Task instructions:
Wherever a line holds the string "INDEX", copy that line.

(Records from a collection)
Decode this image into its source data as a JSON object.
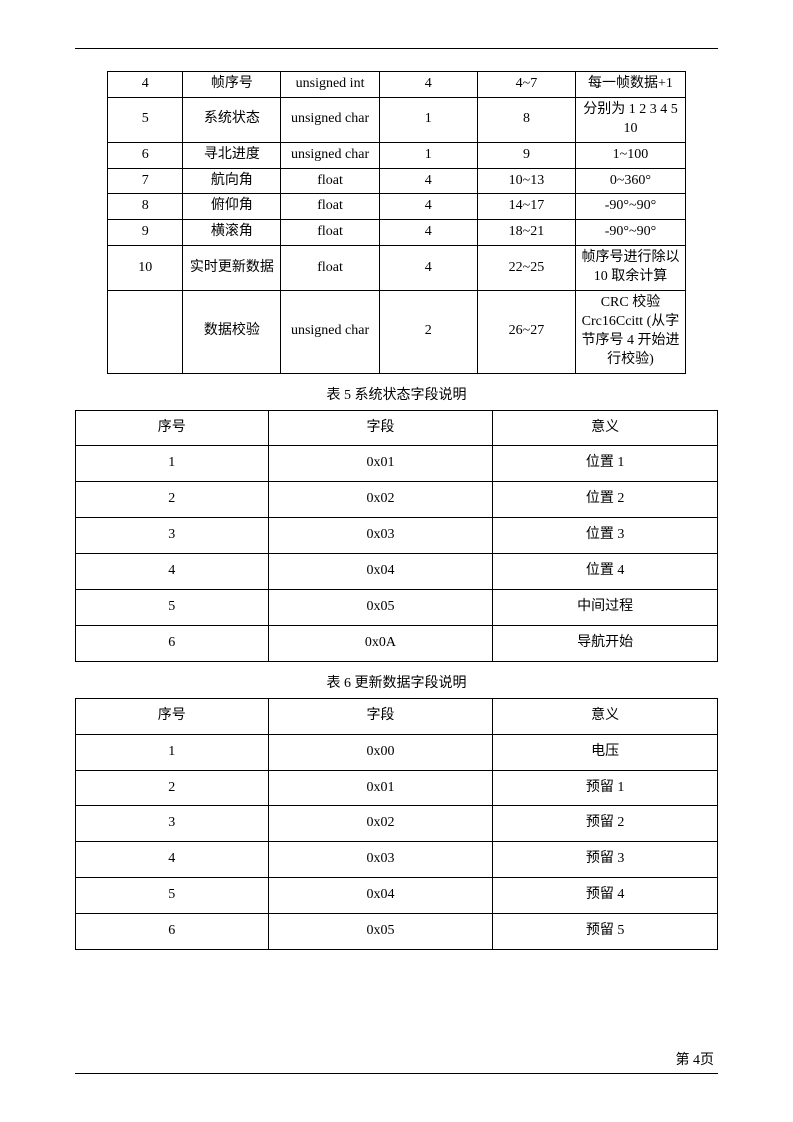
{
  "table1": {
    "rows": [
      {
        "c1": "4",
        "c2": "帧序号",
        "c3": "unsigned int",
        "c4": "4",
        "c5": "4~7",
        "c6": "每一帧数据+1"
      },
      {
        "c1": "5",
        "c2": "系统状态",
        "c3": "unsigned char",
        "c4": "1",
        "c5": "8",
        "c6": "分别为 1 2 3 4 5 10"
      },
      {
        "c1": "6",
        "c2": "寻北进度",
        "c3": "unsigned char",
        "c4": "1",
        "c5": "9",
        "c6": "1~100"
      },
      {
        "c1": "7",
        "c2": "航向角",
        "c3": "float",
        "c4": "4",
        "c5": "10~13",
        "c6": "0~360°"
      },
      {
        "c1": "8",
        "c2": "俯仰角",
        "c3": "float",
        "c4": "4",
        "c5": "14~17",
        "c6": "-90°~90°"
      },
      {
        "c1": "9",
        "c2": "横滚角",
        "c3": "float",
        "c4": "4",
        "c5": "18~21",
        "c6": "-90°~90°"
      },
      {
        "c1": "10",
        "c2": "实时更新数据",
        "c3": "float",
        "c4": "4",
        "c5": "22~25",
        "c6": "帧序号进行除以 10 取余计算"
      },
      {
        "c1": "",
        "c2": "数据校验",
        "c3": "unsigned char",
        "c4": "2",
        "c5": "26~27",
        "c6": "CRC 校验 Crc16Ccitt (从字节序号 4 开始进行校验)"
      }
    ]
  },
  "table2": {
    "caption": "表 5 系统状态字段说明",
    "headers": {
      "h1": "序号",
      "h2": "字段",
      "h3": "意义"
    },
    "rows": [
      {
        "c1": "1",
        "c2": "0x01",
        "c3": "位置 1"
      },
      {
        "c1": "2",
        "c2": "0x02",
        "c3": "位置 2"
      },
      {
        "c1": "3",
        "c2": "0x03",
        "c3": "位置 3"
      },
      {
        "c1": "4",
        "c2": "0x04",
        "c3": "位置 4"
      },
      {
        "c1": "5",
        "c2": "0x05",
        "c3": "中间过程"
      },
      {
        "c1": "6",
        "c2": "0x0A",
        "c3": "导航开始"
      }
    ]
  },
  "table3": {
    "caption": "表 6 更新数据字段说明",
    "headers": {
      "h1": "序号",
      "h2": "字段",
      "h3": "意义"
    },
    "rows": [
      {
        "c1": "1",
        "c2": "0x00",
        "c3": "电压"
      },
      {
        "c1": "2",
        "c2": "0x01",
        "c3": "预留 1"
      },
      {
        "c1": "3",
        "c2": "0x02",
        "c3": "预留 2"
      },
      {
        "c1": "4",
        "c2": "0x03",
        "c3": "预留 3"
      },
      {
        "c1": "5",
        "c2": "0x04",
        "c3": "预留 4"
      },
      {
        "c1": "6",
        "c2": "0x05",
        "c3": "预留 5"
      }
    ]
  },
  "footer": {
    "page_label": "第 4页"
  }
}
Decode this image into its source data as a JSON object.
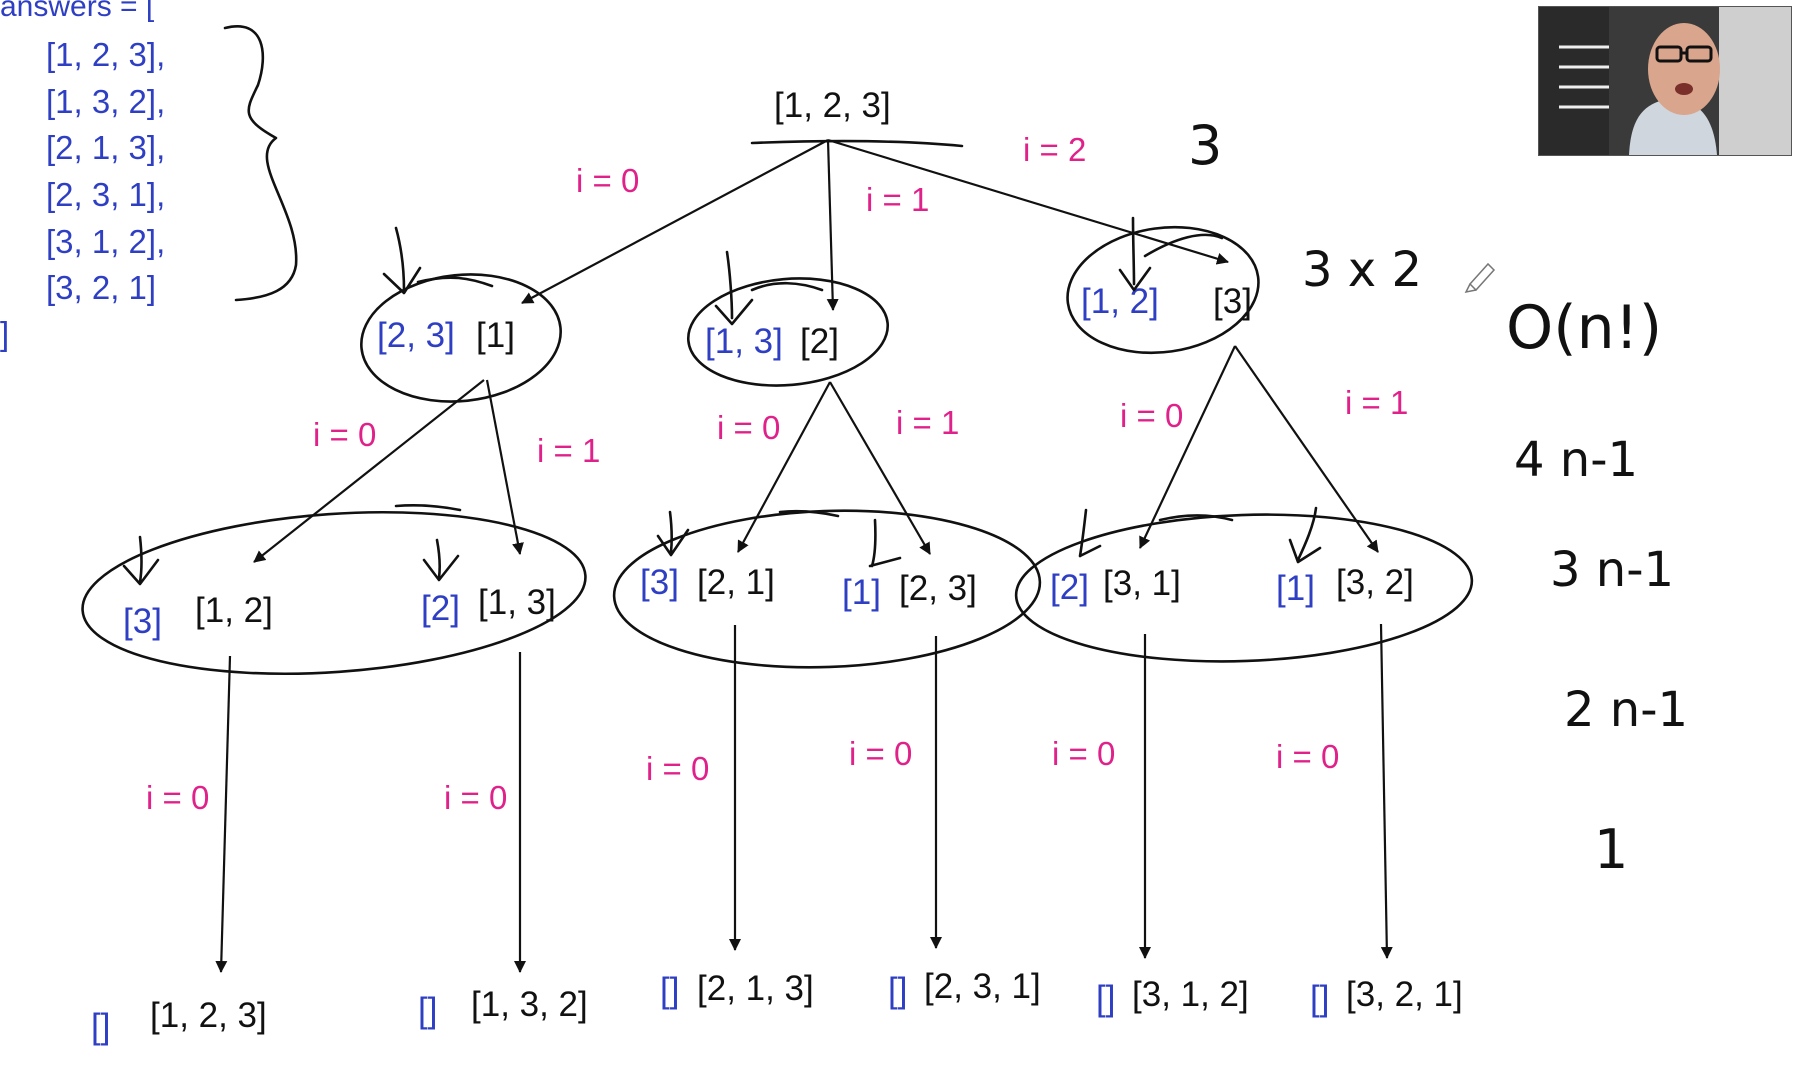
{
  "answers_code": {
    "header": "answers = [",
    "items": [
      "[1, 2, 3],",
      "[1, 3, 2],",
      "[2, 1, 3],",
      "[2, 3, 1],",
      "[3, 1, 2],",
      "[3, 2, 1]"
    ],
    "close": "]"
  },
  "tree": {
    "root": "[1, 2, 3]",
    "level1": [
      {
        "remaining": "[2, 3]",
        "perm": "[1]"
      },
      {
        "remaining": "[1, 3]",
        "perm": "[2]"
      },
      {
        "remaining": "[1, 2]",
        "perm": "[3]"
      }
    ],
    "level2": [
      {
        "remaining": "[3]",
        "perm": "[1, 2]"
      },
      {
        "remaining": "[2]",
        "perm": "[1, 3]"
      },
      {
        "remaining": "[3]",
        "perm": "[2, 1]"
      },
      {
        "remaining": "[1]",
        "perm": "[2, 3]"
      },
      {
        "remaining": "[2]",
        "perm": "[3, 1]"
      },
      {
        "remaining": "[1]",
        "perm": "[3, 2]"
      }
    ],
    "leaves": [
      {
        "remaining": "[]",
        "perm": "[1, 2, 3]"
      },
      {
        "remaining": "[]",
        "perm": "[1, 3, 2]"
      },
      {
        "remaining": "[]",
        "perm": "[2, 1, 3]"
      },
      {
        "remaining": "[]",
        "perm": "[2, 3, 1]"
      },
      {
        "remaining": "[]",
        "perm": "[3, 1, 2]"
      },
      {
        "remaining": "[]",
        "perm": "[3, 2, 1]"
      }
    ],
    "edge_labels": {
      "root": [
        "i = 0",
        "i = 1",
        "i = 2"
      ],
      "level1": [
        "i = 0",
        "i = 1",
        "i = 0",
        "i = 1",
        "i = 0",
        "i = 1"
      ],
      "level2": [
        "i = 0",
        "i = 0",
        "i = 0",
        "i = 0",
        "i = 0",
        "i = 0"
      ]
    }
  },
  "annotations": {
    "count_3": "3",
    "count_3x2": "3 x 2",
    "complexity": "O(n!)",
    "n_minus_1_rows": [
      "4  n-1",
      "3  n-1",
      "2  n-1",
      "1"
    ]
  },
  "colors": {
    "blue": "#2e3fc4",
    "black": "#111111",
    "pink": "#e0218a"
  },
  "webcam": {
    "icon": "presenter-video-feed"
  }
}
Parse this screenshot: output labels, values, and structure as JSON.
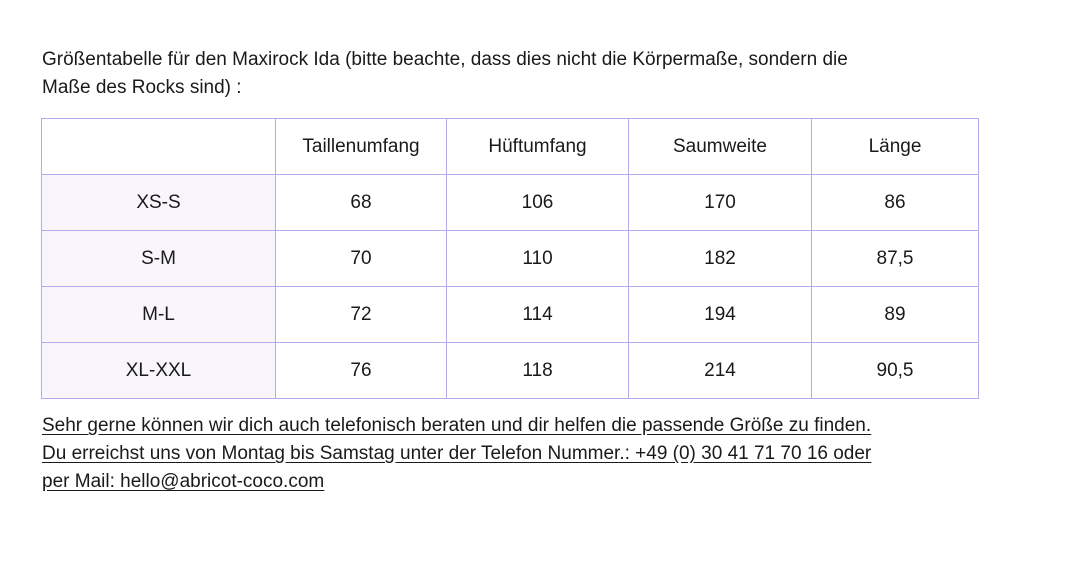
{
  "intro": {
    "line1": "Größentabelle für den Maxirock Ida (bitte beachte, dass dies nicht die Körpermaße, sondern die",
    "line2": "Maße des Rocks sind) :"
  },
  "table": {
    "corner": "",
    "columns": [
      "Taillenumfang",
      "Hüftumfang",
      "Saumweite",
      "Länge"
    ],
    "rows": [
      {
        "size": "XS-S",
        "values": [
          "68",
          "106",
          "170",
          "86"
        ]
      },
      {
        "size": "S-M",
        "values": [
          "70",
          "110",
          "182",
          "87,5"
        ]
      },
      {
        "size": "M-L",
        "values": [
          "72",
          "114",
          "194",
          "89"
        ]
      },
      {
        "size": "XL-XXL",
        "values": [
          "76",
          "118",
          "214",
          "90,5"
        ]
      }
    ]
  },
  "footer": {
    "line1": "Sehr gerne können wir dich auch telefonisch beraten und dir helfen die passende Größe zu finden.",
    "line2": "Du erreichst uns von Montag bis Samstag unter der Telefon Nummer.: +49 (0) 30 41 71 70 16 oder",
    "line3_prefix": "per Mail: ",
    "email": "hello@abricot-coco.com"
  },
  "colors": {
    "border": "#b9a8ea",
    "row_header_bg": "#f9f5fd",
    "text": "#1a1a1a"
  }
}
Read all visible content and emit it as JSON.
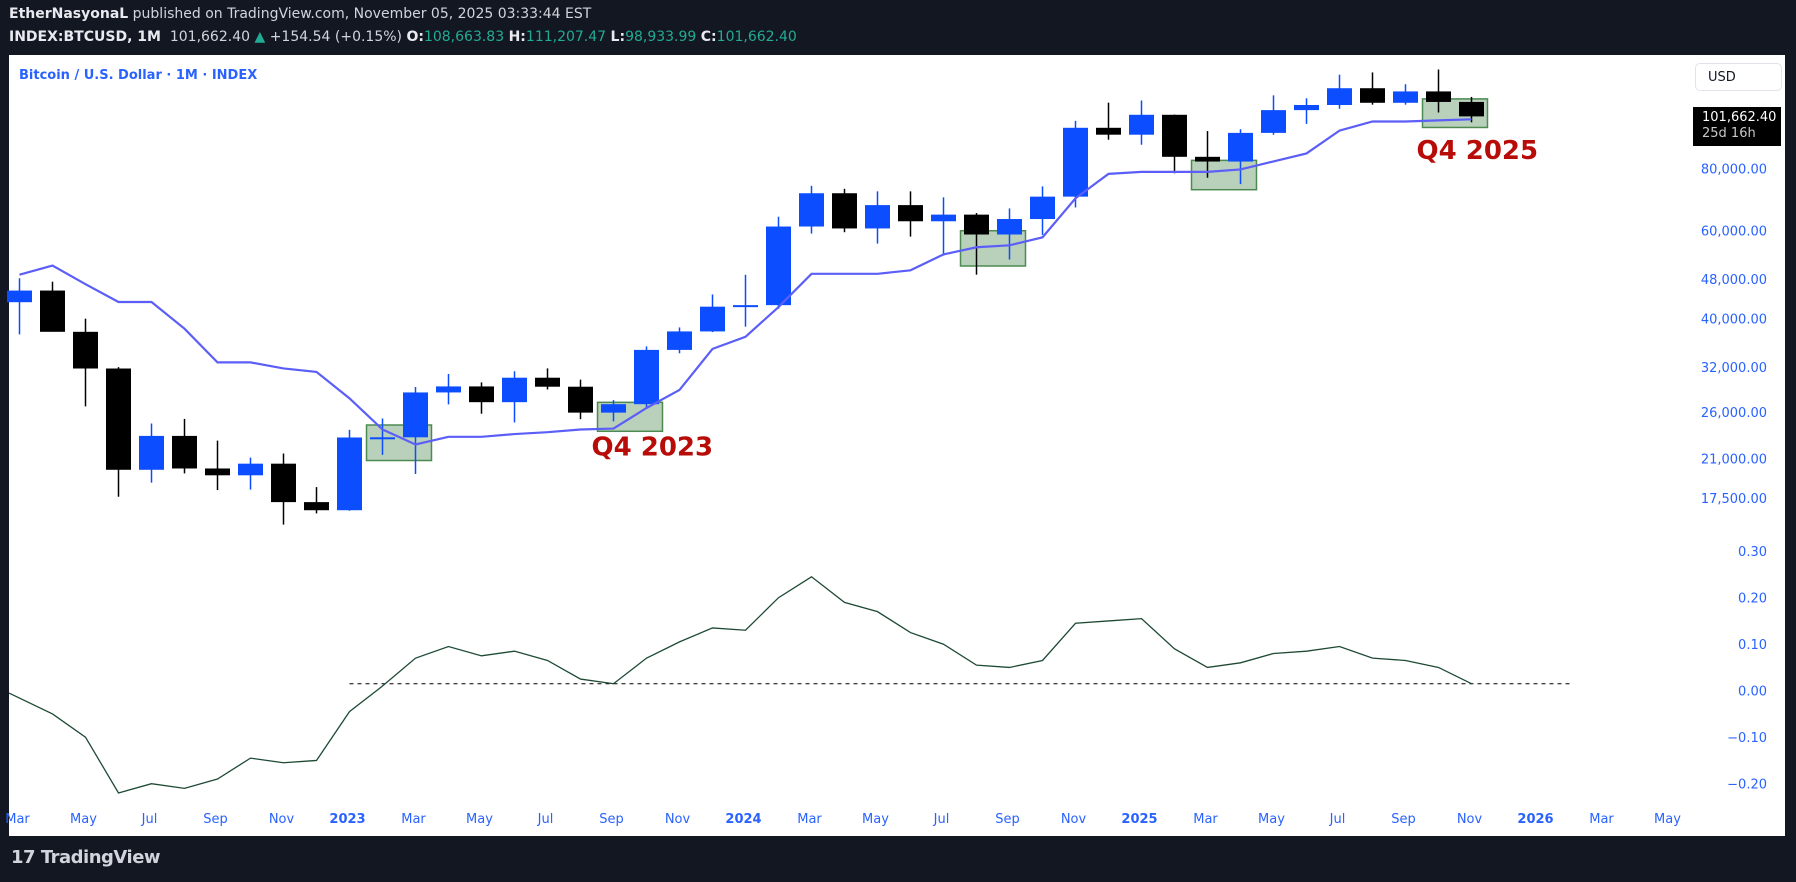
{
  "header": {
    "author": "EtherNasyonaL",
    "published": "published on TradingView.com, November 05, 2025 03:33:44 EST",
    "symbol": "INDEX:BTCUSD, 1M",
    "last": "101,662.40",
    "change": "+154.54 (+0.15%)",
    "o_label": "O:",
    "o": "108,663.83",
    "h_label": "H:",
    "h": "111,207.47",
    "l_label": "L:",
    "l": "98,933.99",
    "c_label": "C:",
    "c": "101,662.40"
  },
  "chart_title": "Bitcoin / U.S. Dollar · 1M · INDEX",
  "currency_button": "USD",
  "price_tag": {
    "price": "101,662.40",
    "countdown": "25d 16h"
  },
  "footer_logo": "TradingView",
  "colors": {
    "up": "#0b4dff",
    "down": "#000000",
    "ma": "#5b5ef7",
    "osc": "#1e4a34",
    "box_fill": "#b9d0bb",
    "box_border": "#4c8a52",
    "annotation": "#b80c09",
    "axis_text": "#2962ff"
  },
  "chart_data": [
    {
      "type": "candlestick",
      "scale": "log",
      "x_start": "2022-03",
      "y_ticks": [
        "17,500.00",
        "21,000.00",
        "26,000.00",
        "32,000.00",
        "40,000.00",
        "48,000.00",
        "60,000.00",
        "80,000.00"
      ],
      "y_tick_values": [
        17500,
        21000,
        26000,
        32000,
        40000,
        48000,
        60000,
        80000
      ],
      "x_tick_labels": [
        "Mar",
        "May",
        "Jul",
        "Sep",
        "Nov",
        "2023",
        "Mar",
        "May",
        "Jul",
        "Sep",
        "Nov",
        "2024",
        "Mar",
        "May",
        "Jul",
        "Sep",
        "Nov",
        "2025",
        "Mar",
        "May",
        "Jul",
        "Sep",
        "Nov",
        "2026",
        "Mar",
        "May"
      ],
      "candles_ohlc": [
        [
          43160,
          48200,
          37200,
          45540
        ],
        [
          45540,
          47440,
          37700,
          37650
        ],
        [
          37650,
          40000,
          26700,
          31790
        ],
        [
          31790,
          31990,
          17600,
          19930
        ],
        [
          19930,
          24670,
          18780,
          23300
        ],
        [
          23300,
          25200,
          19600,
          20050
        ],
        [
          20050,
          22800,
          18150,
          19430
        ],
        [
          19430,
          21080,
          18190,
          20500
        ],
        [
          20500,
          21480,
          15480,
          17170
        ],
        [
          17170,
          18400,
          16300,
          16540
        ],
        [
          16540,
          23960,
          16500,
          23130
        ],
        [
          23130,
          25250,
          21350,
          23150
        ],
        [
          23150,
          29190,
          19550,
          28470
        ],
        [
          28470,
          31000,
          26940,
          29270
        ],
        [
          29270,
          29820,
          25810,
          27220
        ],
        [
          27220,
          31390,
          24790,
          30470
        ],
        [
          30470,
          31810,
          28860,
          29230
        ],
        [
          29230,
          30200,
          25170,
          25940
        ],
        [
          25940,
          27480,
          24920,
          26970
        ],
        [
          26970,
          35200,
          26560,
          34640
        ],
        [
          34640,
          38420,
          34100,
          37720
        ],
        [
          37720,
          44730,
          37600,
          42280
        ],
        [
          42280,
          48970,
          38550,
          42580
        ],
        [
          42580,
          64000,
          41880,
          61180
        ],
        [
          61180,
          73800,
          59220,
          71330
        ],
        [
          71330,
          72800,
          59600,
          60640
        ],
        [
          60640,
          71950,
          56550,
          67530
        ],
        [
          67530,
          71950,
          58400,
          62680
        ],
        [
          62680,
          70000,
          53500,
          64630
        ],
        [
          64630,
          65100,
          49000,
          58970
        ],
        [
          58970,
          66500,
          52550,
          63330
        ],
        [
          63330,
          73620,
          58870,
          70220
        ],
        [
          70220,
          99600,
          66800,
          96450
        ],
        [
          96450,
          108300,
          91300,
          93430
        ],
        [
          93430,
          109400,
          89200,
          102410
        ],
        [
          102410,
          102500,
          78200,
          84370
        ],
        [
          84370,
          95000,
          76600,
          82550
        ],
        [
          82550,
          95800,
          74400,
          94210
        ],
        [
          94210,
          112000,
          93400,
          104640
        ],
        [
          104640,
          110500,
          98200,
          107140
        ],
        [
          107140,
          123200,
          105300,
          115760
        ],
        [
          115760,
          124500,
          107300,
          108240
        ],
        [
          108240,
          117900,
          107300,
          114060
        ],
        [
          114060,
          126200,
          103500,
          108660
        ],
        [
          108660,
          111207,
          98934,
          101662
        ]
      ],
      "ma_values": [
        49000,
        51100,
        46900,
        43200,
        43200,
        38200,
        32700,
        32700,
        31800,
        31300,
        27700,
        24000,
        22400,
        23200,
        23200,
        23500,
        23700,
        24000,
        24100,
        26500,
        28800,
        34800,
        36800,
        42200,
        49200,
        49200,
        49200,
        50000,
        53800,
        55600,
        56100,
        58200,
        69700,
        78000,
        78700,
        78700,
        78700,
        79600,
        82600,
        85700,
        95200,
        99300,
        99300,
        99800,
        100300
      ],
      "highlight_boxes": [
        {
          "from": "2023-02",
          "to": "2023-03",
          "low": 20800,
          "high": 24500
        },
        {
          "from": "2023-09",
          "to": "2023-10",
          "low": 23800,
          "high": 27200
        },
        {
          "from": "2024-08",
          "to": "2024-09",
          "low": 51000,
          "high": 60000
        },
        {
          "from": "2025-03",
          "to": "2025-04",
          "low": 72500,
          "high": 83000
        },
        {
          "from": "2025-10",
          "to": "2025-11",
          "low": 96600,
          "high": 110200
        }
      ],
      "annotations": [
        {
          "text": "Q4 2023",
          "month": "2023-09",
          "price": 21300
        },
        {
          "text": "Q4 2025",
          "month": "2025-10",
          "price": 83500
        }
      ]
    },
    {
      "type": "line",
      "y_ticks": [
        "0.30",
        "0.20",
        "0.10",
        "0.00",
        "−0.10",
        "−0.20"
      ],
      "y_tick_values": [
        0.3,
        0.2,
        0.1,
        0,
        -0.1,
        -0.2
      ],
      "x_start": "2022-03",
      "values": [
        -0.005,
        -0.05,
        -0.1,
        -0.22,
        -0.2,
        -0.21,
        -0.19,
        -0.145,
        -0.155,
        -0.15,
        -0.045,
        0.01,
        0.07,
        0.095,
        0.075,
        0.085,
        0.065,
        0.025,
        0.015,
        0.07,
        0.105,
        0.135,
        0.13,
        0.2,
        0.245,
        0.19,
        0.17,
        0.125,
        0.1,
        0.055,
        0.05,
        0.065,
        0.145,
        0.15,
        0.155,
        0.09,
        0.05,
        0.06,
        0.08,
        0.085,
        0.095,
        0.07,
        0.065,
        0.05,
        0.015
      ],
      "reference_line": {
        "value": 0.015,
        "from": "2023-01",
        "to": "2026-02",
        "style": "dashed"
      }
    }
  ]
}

Exercise response:
    "symbol": "INDEX:BTCUSD, 1M",
  "chart_title": "Bitcoin / U.S. Dollar · 1M · INDEX",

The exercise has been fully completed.